=== LISTED ENTRIES ===

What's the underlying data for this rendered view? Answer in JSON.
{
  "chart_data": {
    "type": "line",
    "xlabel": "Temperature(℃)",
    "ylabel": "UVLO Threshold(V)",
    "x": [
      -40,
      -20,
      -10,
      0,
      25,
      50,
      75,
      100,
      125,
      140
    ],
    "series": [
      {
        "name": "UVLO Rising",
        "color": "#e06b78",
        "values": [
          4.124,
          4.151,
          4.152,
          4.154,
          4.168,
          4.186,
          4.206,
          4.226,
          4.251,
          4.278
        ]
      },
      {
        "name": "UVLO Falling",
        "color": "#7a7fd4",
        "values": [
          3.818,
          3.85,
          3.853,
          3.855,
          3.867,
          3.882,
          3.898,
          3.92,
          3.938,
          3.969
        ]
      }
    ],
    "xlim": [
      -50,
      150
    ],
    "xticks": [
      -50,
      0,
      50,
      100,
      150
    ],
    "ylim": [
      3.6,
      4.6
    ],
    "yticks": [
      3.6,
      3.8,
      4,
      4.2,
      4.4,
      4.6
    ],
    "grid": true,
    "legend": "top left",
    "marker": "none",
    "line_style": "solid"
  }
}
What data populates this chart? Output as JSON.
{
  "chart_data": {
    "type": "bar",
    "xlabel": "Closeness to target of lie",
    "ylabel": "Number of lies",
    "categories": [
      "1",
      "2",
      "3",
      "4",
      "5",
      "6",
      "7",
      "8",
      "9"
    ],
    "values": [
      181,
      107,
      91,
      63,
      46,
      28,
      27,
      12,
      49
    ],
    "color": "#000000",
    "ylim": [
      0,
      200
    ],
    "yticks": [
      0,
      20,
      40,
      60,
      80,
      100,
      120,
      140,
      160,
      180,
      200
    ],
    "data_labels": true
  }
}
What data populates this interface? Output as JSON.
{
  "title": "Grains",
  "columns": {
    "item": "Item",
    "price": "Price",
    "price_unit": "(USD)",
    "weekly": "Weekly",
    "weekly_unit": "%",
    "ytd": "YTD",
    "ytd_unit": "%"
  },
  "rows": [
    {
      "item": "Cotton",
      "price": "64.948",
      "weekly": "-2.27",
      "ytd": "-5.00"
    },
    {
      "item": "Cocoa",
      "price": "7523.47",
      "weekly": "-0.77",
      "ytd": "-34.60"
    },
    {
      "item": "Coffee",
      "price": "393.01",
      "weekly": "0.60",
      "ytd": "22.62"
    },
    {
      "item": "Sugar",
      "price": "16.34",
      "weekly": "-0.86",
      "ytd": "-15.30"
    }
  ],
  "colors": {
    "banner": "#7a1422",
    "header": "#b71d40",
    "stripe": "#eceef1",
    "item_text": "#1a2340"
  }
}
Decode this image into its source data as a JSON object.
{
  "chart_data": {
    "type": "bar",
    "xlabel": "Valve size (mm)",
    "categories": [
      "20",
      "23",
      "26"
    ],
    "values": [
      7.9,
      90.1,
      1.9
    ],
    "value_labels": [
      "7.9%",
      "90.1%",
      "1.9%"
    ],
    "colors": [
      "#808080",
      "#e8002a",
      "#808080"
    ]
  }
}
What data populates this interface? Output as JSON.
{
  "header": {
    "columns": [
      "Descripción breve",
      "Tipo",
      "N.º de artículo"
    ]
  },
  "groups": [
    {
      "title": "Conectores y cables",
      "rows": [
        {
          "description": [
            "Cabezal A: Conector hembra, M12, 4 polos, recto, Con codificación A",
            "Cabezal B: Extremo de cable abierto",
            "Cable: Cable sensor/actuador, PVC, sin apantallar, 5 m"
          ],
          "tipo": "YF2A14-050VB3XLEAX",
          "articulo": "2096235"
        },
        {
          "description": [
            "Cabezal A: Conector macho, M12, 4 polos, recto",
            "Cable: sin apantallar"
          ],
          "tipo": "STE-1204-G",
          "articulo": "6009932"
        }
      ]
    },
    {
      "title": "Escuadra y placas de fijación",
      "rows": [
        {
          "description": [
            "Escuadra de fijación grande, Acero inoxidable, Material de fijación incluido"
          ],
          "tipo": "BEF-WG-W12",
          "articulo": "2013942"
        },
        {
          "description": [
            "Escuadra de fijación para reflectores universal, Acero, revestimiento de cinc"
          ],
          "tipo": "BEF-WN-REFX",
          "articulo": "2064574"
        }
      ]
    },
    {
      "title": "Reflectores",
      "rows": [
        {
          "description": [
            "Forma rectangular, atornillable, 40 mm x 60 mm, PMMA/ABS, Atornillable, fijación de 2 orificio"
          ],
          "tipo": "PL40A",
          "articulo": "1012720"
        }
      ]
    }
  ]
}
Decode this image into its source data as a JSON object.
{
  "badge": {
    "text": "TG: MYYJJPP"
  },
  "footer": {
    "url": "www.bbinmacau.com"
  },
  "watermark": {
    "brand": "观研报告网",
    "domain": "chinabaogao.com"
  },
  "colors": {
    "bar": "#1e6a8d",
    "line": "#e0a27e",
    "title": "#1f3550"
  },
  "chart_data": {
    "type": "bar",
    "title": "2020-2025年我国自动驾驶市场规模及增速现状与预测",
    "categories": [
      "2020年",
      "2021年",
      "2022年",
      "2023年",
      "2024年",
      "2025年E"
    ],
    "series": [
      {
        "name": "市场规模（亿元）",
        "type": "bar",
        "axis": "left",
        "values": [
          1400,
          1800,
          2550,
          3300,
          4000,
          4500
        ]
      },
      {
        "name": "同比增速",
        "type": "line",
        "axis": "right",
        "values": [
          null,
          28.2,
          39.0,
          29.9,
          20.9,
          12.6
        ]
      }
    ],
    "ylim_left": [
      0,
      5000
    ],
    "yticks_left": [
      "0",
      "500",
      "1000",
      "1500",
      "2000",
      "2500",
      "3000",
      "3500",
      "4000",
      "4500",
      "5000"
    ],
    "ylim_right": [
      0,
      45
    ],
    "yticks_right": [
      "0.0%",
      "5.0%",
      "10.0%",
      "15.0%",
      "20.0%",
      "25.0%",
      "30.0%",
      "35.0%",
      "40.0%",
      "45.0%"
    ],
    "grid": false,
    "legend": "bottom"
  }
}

===

EXERCISE GOAL -
Select, from the listing, all lines that include the word "fijación".

EXERCISE ANSWER -
      "title": "Escuadra y placas de fijación",
            "Escuadra de fijación grande, Acero inoxidable, Material de fijación incluido"
            "Escuadra de fijación para reflectores universal, Acero, revestimiento de cinc"
            "Forma rectangular, atornillable, 40 mm x 60 mm, PMMA/ABS, Atornillable, fijación de 2 orificio"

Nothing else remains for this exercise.